— START OF Data shown —

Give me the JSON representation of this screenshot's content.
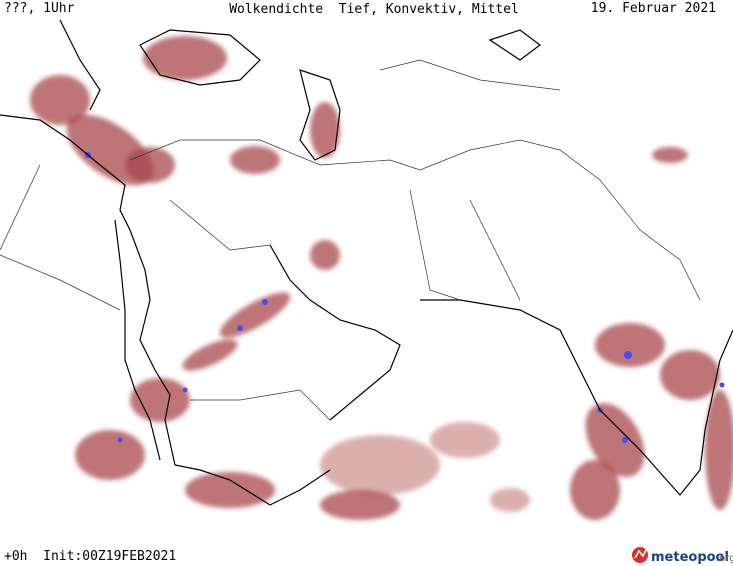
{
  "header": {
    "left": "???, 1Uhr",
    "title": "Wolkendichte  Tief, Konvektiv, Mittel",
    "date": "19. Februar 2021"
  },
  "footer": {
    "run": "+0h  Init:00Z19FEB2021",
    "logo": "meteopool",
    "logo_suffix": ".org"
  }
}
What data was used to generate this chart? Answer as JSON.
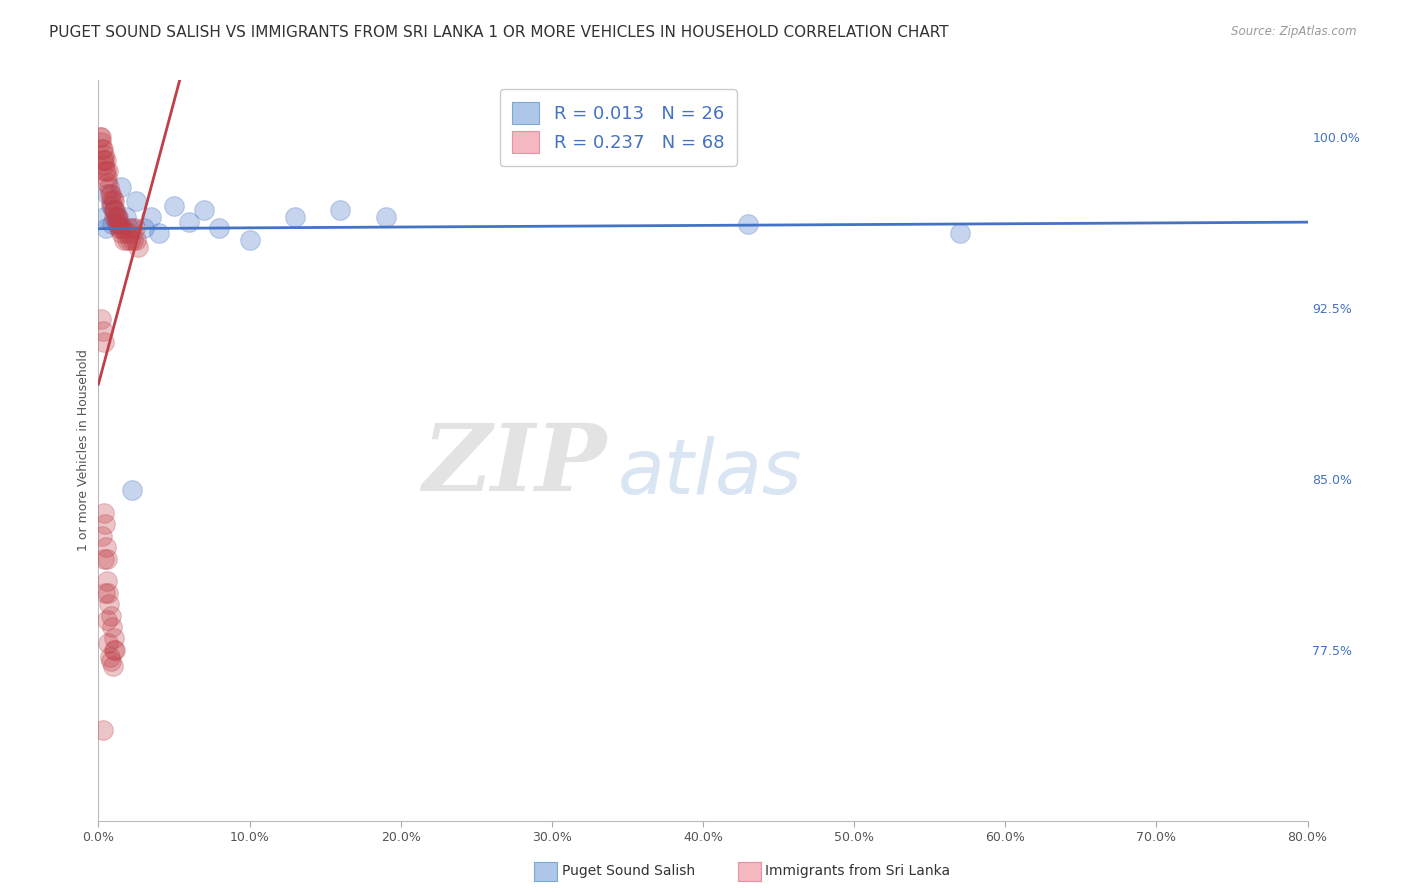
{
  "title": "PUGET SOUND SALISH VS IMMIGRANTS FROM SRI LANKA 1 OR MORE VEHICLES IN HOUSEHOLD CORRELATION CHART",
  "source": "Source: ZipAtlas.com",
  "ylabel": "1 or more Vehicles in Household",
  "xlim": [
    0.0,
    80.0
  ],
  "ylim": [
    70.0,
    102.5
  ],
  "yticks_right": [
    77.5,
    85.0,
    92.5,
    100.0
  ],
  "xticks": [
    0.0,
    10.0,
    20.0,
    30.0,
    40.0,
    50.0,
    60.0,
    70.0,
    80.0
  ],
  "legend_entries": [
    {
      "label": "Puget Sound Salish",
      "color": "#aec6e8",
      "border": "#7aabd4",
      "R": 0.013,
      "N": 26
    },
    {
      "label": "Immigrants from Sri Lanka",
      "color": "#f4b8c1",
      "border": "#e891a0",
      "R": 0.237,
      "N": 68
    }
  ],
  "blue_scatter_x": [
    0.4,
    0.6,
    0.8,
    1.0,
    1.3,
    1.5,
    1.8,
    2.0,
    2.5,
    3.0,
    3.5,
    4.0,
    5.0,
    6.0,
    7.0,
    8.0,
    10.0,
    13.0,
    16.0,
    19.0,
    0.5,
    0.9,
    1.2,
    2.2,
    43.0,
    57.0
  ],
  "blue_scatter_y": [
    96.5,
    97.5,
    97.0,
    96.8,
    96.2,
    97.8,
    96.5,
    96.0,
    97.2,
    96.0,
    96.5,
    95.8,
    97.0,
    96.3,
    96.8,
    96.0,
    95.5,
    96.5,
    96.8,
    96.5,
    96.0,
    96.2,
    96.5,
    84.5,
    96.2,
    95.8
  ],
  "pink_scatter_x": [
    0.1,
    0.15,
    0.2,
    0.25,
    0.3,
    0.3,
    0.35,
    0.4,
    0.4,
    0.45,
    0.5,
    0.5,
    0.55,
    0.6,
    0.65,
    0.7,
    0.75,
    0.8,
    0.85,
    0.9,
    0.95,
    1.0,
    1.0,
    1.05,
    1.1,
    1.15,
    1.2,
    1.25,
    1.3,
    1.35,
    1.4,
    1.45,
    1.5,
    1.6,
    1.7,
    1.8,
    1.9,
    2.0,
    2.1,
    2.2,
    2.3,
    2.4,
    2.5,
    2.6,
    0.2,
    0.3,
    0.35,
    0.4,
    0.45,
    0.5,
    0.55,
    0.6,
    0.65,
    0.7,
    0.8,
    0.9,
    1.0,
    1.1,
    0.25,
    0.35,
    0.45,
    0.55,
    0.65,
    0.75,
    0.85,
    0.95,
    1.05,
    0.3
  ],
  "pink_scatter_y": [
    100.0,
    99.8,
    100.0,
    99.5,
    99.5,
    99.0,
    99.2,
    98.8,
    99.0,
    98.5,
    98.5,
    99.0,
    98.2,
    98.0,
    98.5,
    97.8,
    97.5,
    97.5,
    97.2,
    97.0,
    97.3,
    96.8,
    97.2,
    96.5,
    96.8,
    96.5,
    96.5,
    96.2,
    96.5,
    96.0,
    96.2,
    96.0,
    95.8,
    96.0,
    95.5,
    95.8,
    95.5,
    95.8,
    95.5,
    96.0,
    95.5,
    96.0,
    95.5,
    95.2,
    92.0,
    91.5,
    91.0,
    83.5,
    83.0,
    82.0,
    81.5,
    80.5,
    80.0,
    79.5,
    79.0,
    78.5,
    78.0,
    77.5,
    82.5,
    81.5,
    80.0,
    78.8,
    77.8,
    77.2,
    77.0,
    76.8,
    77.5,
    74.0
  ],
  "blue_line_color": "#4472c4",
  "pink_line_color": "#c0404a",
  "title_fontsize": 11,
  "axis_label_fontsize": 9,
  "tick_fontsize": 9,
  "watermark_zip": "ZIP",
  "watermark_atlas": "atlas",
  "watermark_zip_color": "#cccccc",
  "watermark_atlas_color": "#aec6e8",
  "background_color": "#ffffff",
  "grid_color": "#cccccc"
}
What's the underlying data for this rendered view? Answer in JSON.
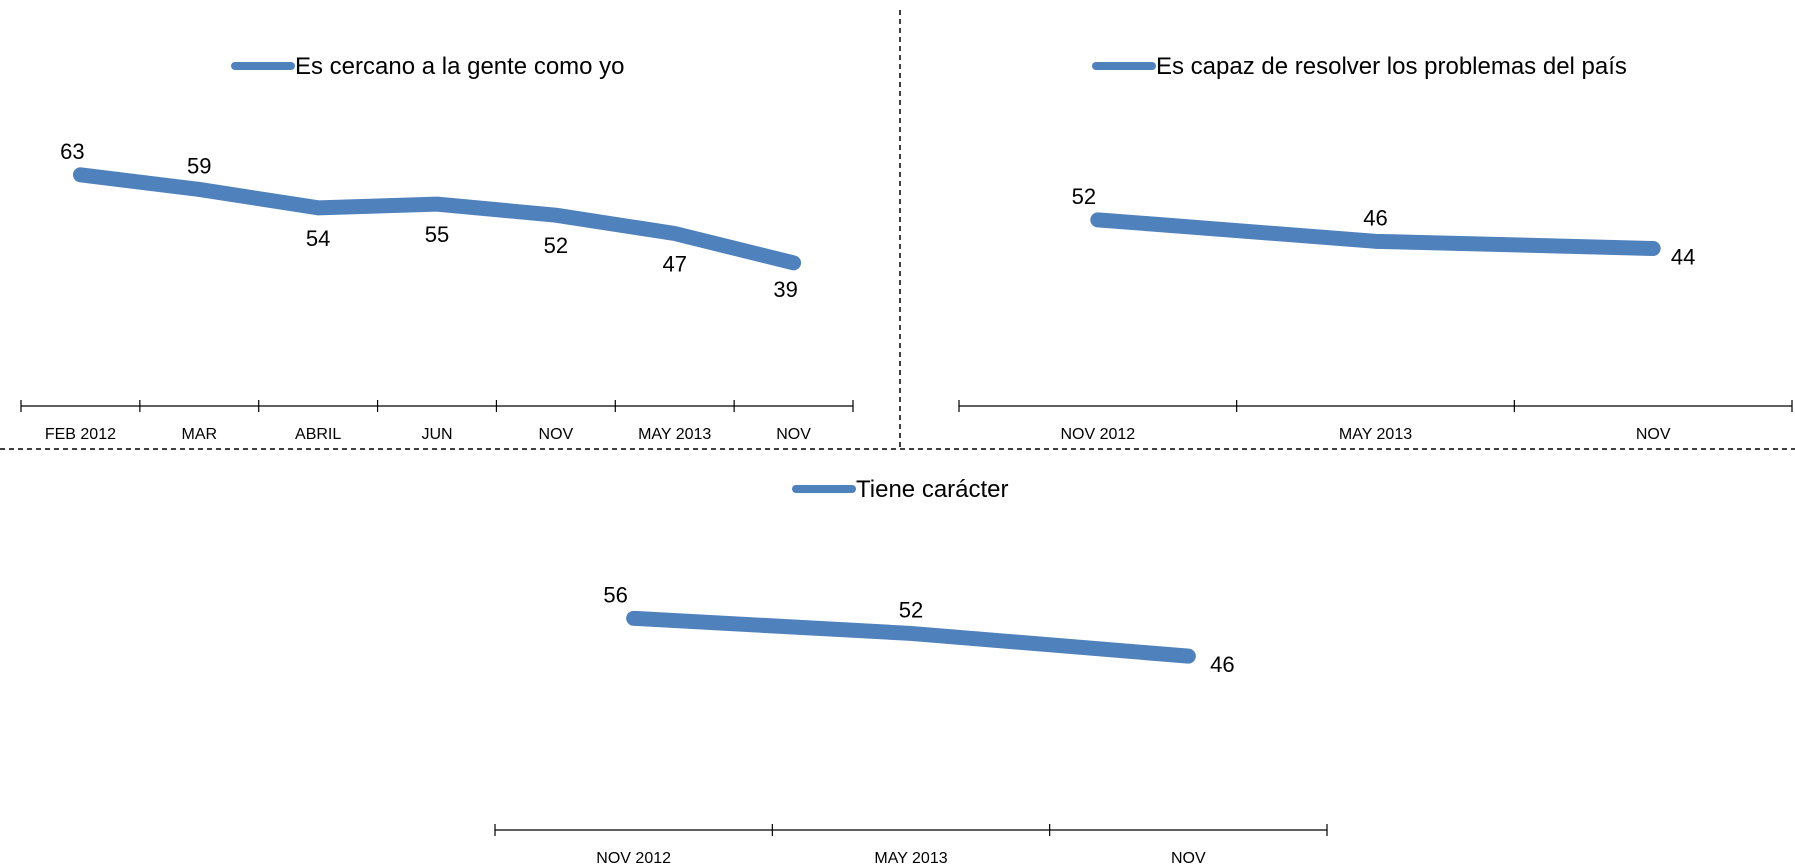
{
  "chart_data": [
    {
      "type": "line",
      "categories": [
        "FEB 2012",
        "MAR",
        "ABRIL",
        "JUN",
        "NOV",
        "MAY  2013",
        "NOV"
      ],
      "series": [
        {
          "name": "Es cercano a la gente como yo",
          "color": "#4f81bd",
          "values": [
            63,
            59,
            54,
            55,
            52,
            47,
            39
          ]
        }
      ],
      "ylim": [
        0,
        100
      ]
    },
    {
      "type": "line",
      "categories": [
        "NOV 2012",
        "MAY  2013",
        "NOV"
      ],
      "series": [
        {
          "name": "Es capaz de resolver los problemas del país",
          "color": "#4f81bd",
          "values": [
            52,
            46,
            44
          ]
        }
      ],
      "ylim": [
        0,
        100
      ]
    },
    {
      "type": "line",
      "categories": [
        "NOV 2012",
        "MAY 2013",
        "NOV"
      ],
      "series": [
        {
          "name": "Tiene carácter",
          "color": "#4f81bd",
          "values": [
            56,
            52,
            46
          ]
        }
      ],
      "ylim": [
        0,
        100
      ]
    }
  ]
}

— END OF Data shown —

**Short task:** Give only the number of lines that include the word "JSON".

**Final result:** 3